De grands trous sont apparus dans son poumon gauche, laissant craindre une infection bactérienne. “Ses poumons ne montraient aucun signe de rétablissement, ils avaient même commencé à développer une fibrose terminale", témoigne Ankit Bharat, chef de la chirurgie thoracique à l'hôpital Northwestern de Chicago à l’AFP. Le phénomène est rarissime chez quelqu’un d’aussi jeune.
“Cette réussite montre que ce type de greffe est possible et sûr”
La situation est telle qu’elle nécessite une double greffe d’urgence. Toutefois, il faut attendre que la patiente guérisse de la Covid-19 et que ses organes retrouvent un fonctionnement suffisant, afin qu’elle ait une chance réaliste de survivre à l’opération. Une fois la patiente testée négative au coronavirus, l’opération se met en place. Elle a lieu le 5 juin et se révèle “très difficile”. En effet, les poumons sont comme “collés” aux structures environnantes du corps et donc très compliqués à prélever, à tel point que la chirurgie dure dix heures. “Nous avons souvent dû réagir très vite, jour et nuit, pour l'aider en oxygénation et soutenir ses autres organes pour qu'elle puisse supporter la greffe", rapporte à l’AFP Beth Malsin, médecin spécialiste des soins critiques de Northwestern.

### CONSIGNES À SUIVRE
Recopiez sans rien changer, s'il vous plaît, le passage du texte sur la greffe de poumons qui commence par « De grands trous » et se poursuit jusqu'à « quelqu’un d’aussi jeune. ». Basez-vous uniquement sur le texte.

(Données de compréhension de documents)
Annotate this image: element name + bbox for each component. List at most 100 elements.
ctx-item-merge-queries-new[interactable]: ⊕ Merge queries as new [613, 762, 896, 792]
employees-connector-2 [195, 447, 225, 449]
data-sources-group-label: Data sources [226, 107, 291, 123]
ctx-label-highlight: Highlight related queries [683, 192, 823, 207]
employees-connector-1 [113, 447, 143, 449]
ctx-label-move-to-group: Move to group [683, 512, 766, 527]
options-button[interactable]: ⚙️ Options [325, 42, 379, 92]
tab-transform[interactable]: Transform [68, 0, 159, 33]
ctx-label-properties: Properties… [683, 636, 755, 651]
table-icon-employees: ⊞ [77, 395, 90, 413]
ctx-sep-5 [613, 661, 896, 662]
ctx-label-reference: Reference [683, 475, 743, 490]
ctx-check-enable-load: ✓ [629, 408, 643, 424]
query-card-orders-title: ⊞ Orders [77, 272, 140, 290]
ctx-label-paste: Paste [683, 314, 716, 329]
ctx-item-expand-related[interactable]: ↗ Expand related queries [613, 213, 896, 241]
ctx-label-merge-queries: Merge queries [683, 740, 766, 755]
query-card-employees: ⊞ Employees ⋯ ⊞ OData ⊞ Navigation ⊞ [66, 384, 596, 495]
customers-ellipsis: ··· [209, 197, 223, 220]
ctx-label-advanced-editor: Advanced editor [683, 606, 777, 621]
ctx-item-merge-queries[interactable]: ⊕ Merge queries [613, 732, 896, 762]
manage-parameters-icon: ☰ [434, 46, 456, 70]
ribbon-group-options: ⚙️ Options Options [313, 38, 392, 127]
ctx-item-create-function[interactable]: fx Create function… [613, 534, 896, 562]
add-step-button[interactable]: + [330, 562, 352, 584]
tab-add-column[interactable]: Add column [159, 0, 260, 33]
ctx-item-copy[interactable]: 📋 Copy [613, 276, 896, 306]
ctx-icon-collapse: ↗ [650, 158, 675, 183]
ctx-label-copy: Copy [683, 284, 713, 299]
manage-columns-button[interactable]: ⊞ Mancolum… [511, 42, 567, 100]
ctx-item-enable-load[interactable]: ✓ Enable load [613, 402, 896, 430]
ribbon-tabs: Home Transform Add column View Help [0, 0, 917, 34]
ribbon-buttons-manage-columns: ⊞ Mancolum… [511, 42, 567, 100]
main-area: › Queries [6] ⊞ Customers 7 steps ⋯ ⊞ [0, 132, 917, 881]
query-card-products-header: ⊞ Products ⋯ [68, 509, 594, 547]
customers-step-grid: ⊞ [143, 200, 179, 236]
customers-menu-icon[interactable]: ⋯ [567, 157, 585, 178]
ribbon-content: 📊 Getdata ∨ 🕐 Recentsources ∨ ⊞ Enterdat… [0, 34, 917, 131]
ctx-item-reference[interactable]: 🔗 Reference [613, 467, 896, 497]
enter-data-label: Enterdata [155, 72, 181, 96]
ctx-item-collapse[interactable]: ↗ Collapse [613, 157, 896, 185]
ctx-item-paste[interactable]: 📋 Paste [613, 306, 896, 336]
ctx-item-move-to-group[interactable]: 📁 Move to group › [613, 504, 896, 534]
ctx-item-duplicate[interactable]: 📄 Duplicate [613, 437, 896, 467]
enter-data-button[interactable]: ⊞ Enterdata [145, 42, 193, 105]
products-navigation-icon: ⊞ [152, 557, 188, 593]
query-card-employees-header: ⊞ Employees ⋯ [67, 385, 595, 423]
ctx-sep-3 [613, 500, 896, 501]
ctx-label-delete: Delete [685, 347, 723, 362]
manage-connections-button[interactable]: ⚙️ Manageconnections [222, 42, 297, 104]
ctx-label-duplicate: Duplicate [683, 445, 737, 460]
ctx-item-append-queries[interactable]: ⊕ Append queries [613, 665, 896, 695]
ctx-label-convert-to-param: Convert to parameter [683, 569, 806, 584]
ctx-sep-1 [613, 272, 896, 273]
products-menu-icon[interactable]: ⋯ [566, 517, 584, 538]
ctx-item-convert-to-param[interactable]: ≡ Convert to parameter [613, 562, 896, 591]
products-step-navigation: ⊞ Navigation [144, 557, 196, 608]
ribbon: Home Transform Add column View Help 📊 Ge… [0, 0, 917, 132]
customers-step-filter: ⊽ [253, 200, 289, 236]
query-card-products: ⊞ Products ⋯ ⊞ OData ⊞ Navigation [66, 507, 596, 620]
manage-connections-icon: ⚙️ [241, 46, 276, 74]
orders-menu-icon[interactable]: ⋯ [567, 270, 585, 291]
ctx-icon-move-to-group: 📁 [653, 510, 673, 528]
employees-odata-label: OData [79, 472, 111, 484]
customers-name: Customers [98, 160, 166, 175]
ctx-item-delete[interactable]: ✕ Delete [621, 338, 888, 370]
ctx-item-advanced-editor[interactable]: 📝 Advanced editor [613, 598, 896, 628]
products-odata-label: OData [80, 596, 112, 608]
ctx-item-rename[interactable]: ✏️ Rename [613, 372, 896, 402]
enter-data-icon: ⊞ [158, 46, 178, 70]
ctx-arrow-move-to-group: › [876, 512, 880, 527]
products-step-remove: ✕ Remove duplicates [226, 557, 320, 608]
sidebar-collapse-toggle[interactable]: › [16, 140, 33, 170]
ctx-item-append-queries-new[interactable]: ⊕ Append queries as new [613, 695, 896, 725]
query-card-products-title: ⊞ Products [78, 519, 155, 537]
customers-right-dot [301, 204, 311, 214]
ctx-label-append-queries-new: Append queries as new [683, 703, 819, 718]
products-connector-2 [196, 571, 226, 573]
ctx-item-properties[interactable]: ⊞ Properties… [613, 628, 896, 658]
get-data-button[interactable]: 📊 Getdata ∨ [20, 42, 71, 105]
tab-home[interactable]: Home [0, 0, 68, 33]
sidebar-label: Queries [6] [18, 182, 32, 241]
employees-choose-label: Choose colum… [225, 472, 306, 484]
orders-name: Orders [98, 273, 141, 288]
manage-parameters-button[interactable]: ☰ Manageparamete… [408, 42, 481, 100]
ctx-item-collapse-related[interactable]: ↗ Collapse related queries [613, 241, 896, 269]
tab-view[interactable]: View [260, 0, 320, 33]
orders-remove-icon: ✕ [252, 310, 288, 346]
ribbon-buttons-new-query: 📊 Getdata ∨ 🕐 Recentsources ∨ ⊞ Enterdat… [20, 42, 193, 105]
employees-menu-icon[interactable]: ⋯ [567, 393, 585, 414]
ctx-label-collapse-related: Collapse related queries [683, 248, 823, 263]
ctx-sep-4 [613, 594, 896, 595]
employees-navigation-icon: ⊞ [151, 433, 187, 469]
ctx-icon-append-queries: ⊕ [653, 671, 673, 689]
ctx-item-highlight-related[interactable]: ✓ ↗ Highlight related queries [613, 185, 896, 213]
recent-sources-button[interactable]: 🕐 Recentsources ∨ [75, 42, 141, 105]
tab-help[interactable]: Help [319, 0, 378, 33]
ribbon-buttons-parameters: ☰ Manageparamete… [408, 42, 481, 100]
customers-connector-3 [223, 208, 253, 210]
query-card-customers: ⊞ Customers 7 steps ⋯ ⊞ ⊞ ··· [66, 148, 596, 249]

### SOLUTION PROPOSÉE
De grands trous sont apparus dans son poumon gauche, laissant craindre une infection bactérienne. “Ses poumons ne montraient aucun signe de rétablissement, ils avaient même commencé à développer une fibrose terminale", témoigne Ankit Bharat, chef de la chirurgie thoracique à l'hôpital Northwestern de Chicago à l’AFP. Le phénomène est rarissime chez quelqu’un d’aussi jeune.